[Excerpt provided Boundary: Start]

We went to Coney Island the next day. The Cyclone, the famous wooden roller coaster, was a lot of fun. We had Nathan's famous hot dogs and ice cream. And then Christy talked me into going onto a ride that made me scream just looking at it. I dubbed it the Puke-o-Matic. I decided was just being a baby and I couldn't go on just one ride on Coney Island. But after we bought our tickets, I watched the people being flipped upside down over and overandoverandoverandover. I got tears in my eyes, but it was too late now. Once I spend money on something, that's it. It's a done deal. The beginning wasn't so bad. It was kind of fun when they hung us upside down forty feet above the ground (the harnesses were actually comfortable). But then they began to spin us. Even Joe and Christy thought it was for too long. When we got off, I staggered into some shade and someone got me a ginger ale. But I could see the shadow of the spinning ride and my stomach started to heave. They brought me into a gazebo by the beach, where I sat for about twenty minutes before the color actually returned to my face. Cold ice cream helped. From now on, I declare, I will not go on any ride that spins me around or flips me upside down. Period. I'm not scared. I have nothing to prove. I just don't want to puke. This also leads to thoughts of, what happens if you puke on the ride, forty feet in the air and upside down? Would it run into my hair before splattering to the ground? And would they stop the ride immediately? I hope so.
Sunday we saw "Sweet Charity" on Broadway with Christina Applegate. Cute enough. Then we went to Harlem to Dinosaur BBQ and ate some really superb meat. There were fried green tomatoes, grilled shrimp, potatoes, collard greens, brisket, and of course, the star, pulled pork. Definitely worth the trip up there.

[Excerpt provided Boundary: End]
[Supplied material Boundary: Start]

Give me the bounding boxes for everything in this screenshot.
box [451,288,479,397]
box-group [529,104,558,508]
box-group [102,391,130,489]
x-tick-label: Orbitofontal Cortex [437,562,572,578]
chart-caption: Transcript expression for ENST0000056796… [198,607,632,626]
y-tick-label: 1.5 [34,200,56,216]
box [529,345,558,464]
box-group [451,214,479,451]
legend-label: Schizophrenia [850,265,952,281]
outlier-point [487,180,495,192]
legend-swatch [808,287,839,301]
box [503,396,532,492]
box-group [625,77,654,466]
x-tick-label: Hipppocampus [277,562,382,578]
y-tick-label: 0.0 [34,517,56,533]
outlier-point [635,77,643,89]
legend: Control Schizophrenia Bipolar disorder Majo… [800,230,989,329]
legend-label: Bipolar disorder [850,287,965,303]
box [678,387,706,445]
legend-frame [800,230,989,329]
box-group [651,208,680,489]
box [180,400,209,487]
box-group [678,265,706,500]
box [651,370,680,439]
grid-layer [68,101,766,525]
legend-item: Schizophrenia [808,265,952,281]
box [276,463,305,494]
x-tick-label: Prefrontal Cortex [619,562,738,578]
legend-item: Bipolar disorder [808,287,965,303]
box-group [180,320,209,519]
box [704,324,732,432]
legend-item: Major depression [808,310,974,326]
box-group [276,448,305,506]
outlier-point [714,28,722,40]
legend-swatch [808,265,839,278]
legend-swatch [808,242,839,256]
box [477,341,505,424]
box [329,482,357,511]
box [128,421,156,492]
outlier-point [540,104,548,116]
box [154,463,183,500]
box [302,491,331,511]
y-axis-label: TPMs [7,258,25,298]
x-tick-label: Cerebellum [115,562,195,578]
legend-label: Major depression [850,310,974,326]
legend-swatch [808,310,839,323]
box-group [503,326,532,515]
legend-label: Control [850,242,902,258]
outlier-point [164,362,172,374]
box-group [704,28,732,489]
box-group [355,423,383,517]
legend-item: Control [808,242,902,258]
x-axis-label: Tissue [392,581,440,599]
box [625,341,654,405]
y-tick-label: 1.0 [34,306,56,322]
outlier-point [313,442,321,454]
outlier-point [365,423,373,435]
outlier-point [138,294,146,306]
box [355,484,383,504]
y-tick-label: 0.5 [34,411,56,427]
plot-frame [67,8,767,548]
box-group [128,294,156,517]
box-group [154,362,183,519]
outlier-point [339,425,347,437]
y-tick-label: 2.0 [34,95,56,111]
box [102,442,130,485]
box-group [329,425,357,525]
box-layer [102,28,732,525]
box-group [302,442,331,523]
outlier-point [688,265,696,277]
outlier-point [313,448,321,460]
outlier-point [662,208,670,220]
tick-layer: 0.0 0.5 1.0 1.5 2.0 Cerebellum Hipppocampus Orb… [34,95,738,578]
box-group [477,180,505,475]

[Supplied material Boundary: End]

- **What is being asked**
Write down the passage of the excerpt between "Sunday we saw" and "trip up there.", inclusive, word for word. The material has no connection to the excerpt.

- **Problem solution**
Sunday we saw "Sweet Charity" on Broadway with Christina Applegate. Cute enough. Then we went to Harlem to Dinosaur BBQ and ate some really superb meat. There were fried green tomatoes, grilled shrimp, potatoes, collard greens, brisket, and of course, the star, pulled pork. Definitely worth the trip up there.